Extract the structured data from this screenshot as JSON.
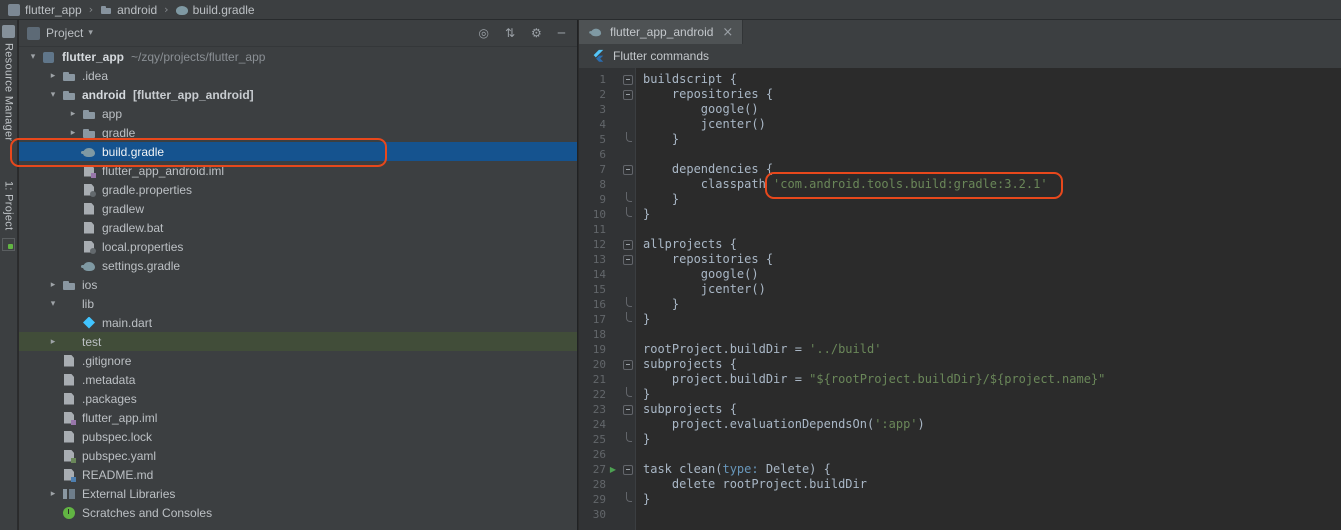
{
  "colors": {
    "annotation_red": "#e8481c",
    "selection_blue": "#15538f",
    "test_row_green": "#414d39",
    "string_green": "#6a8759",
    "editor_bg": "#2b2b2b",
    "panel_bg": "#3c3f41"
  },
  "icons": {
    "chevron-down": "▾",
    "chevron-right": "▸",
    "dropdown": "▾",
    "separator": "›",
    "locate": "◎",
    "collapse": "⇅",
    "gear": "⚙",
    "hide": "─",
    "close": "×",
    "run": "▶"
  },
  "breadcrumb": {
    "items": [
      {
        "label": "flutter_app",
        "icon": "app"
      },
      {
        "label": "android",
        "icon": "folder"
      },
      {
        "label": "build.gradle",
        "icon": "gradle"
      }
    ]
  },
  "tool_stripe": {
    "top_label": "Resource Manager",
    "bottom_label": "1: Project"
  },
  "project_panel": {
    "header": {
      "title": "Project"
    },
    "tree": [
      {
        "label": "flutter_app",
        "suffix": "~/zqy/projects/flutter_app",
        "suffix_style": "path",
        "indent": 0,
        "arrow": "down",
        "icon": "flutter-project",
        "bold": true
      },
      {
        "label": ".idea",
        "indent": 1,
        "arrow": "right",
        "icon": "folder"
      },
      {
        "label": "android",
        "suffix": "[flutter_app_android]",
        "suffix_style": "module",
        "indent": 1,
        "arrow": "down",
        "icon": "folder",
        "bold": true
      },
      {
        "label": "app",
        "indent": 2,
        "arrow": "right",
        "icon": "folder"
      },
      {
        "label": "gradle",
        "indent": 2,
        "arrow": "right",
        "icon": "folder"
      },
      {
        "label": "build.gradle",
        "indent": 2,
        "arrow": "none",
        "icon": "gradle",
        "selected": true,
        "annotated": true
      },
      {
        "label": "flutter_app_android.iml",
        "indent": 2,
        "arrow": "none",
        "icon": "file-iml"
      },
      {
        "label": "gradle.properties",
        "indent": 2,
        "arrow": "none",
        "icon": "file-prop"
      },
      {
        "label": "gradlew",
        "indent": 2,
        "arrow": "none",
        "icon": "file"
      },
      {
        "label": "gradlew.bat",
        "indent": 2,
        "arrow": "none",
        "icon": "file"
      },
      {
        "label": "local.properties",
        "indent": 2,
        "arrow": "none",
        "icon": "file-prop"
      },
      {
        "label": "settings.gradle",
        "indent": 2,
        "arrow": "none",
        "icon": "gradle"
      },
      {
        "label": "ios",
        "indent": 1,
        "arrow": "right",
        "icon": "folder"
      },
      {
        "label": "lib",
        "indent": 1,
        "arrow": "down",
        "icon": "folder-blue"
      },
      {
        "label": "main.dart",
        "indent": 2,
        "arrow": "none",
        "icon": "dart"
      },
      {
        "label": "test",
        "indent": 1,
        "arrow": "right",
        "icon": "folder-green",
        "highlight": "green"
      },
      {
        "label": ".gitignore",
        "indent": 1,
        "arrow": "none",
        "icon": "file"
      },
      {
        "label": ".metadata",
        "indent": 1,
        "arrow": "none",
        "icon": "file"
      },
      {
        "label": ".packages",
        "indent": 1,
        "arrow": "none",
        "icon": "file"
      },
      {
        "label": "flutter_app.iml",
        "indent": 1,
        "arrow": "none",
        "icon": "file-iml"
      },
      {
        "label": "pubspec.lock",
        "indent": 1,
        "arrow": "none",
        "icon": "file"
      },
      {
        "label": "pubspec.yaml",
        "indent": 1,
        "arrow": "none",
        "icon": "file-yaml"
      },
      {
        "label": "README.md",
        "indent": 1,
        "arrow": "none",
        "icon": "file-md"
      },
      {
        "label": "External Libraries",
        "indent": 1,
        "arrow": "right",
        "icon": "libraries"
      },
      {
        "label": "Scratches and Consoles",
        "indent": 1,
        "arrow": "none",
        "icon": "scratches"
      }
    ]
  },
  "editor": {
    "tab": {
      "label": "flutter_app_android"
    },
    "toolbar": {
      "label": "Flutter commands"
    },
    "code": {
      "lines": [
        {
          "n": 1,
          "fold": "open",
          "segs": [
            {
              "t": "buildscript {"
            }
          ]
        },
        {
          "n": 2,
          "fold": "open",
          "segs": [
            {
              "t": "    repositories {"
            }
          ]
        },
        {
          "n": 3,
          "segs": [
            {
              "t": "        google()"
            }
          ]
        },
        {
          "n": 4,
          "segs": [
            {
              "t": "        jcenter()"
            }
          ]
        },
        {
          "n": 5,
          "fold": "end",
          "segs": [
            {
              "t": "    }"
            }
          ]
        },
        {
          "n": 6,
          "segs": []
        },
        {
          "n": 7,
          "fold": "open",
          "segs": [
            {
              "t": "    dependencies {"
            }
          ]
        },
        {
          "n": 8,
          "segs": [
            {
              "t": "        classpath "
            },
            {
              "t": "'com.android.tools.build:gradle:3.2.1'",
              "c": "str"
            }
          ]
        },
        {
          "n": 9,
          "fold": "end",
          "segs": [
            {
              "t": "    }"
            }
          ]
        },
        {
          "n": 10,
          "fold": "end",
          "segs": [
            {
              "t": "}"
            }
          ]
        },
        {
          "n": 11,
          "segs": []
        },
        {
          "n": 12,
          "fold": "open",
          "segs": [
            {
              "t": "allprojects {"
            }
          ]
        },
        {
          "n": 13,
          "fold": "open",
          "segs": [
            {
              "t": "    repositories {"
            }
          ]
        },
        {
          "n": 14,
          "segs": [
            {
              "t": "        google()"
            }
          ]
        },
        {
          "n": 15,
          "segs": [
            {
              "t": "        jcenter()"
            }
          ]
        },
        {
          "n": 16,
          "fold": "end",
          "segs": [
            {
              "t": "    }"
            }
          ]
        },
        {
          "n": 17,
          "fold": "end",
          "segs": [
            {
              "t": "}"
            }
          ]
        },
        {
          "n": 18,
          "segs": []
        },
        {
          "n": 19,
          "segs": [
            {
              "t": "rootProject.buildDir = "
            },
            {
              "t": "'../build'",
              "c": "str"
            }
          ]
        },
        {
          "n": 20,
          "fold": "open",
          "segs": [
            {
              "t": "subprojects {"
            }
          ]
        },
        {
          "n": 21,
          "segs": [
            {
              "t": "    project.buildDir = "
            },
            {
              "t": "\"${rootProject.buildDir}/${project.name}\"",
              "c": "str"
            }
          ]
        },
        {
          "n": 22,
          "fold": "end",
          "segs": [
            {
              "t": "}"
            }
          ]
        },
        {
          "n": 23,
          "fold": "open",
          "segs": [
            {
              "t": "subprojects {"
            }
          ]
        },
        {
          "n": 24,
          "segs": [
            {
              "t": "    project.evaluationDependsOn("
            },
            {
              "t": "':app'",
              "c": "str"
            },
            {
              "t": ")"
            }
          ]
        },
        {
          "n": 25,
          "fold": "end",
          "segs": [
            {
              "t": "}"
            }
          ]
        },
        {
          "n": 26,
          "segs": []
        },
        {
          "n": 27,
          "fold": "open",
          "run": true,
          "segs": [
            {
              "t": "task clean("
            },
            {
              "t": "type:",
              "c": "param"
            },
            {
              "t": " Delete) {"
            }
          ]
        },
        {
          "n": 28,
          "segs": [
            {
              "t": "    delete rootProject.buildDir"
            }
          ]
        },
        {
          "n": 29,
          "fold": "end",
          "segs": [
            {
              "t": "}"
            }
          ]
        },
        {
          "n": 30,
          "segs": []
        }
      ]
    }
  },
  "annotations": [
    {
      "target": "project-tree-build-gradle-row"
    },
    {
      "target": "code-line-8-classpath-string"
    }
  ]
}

* * *

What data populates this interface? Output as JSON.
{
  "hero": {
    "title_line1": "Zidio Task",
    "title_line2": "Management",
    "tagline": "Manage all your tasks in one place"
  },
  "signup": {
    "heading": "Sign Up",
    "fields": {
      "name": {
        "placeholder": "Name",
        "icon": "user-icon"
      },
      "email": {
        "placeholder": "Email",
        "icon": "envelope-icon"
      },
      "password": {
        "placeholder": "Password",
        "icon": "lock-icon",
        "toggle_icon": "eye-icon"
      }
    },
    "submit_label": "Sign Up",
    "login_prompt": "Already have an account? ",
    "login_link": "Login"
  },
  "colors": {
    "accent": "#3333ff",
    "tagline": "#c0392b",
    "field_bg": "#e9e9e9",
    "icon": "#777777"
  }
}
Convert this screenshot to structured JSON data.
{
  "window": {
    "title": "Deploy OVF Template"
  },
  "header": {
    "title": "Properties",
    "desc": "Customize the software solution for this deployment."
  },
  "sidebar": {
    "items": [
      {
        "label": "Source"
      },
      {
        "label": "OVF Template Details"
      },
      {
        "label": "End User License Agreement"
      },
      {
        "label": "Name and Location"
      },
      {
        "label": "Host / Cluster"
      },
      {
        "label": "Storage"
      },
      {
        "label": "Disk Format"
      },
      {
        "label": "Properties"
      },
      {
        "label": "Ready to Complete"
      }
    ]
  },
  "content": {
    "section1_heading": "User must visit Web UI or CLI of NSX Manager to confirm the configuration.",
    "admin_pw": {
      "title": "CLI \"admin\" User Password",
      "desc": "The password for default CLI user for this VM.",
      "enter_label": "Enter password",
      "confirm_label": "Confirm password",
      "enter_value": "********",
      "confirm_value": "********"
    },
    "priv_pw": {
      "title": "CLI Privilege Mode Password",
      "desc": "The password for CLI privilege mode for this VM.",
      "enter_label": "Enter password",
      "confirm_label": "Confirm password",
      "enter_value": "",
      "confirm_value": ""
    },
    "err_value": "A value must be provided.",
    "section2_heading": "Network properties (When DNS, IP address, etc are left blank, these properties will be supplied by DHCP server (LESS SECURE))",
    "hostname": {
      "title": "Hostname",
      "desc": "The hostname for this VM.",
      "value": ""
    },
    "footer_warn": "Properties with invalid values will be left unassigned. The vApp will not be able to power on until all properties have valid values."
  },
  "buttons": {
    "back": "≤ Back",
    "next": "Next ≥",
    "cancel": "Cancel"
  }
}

* * *

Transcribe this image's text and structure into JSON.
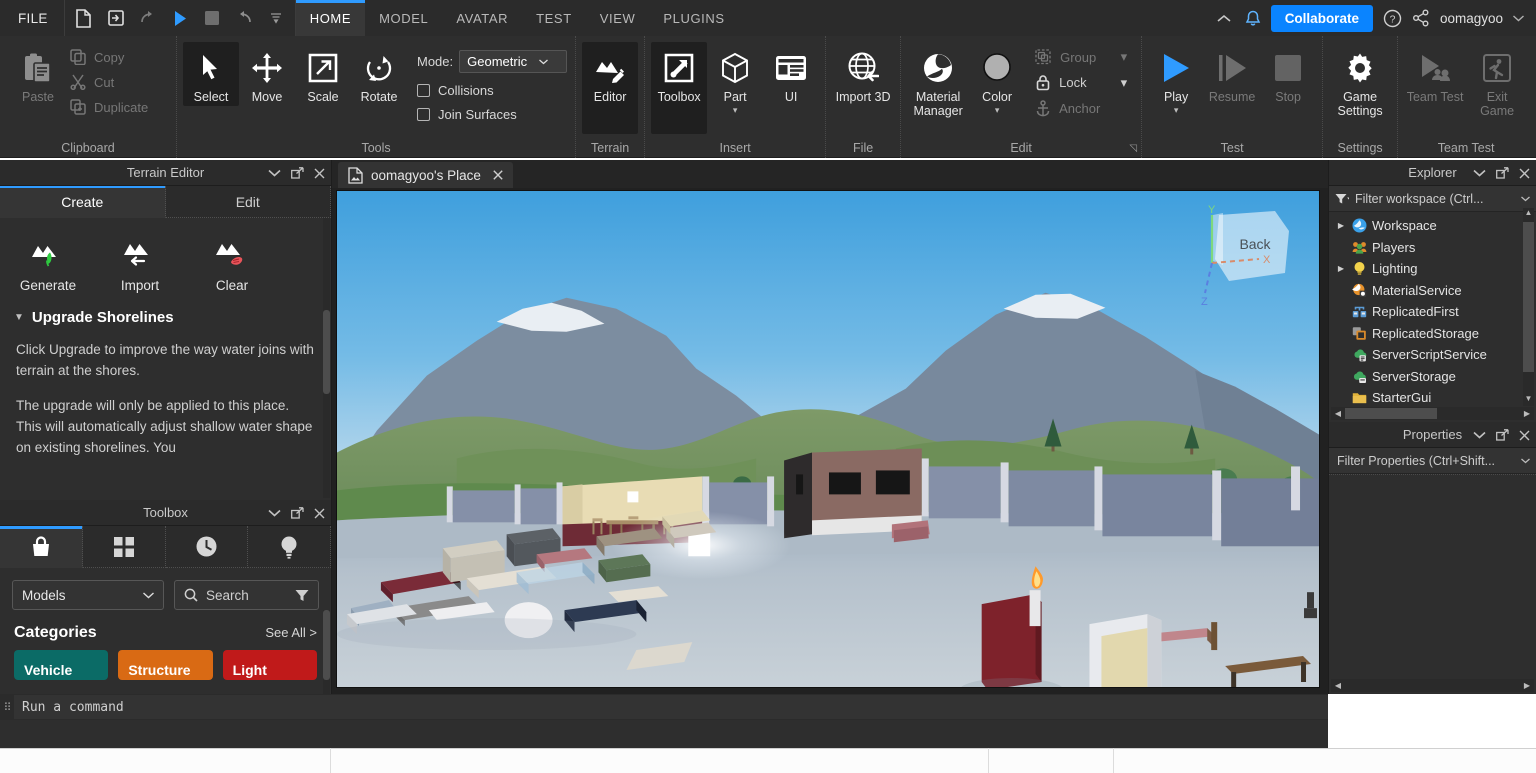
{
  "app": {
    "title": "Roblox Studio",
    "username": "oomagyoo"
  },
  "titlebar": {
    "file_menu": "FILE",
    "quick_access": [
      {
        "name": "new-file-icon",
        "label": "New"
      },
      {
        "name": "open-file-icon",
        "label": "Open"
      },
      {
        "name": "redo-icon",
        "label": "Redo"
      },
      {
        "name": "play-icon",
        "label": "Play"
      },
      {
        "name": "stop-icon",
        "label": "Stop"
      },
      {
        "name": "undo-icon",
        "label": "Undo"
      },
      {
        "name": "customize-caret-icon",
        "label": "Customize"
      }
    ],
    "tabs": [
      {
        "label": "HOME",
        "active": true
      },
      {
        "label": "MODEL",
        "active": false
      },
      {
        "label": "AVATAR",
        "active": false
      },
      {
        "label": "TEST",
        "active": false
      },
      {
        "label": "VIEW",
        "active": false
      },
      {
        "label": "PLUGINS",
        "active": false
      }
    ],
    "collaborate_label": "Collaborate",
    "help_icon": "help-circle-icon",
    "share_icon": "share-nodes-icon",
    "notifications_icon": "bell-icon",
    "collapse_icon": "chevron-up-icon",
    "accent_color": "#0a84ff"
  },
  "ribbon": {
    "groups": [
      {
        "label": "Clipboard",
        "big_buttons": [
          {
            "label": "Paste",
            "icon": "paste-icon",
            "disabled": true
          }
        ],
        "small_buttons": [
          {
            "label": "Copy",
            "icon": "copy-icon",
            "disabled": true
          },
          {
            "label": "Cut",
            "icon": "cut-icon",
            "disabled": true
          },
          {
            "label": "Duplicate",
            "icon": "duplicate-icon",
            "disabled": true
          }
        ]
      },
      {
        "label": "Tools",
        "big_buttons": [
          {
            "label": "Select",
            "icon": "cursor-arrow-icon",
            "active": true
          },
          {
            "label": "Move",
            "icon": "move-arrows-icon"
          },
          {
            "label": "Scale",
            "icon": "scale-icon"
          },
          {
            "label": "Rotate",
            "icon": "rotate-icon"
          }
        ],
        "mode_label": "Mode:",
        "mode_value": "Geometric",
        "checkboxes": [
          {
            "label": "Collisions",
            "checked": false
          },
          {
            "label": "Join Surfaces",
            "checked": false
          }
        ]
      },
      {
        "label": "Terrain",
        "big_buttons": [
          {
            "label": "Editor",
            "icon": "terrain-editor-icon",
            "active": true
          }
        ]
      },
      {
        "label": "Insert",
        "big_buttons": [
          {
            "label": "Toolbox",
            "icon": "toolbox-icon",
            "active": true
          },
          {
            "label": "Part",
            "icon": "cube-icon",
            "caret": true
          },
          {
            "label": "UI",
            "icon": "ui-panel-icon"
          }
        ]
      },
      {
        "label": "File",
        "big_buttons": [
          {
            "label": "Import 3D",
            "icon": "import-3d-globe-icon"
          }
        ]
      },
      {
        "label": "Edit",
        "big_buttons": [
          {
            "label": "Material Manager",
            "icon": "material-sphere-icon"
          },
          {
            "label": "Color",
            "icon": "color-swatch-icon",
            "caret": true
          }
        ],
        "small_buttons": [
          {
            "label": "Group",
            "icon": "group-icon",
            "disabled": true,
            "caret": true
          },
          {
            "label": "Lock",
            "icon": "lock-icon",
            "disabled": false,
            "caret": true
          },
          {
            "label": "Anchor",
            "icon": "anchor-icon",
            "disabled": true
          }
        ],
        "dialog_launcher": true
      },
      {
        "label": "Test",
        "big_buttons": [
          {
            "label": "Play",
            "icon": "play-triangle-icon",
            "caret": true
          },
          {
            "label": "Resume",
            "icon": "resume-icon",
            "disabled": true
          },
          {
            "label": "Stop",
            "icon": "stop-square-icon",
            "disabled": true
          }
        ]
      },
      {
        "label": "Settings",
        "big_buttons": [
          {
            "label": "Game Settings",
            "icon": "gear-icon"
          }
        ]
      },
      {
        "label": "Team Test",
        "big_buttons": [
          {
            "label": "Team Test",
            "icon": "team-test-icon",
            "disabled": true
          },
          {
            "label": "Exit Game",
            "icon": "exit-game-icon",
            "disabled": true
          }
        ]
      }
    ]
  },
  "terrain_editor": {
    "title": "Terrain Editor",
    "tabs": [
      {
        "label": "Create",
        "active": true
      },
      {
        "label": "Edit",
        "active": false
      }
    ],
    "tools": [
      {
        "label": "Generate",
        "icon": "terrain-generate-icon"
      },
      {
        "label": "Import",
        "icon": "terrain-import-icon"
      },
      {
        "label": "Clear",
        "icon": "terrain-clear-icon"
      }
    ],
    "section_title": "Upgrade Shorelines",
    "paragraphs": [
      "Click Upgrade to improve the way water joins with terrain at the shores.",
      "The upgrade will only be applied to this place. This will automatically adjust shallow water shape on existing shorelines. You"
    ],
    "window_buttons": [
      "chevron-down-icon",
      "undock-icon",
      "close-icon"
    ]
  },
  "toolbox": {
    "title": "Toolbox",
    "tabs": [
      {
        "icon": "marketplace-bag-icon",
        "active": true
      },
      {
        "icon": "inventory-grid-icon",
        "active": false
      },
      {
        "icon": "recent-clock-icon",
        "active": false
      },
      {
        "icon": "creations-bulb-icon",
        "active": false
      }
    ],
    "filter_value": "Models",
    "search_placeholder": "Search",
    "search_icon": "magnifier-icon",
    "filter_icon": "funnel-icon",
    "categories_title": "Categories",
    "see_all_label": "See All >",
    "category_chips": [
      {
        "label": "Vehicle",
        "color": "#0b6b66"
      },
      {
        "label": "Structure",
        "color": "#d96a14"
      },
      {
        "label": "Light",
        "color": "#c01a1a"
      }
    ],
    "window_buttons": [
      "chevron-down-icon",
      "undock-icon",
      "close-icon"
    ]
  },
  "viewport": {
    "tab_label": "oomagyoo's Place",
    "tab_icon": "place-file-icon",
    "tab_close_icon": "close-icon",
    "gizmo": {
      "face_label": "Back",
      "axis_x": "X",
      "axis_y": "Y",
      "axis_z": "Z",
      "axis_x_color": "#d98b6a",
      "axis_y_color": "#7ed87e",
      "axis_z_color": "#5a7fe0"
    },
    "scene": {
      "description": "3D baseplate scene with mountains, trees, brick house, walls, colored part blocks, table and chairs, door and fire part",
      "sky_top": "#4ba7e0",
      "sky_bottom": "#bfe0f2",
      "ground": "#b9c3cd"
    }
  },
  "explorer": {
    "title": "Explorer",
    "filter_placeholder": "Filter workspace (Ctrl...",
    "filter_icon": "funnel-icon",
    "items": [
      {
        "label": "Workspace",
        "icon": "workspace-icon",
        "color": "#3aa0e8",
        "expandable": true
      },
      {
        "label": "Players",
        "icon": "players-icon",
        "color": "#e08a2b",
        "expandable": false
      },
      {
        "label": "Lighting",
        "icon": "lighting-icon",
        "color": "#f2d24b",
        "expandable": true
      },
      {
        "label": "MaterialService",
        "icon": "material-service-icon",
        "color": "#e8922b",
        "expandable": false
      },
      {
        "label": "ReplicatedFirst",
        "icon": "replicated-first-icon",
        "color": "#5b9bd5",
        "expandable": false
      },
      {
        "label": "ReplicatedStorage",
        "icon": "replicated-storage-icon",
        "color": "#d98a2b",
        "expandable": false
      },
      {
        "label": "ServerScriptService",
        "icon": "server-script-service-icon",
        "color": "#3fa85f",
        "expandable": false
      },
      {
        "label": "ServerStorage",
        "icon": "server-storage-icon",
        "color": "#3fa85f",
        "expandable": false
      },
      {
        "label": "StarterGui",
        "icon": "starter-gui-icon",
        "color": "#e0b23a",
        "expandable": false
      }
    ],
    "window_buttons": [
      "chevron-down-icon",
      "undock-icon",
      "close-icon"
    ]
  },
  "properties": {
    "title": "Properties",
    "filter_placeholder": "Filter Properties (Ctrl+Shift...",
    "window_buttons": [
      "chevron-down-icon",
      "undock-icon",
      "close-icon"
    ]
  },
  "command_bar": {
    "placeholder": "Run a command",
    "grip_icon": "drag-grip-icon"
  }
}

## Given task
In the records above, how many lines contain the string "buildDir"? State that number only.

## Answer for this exercise
4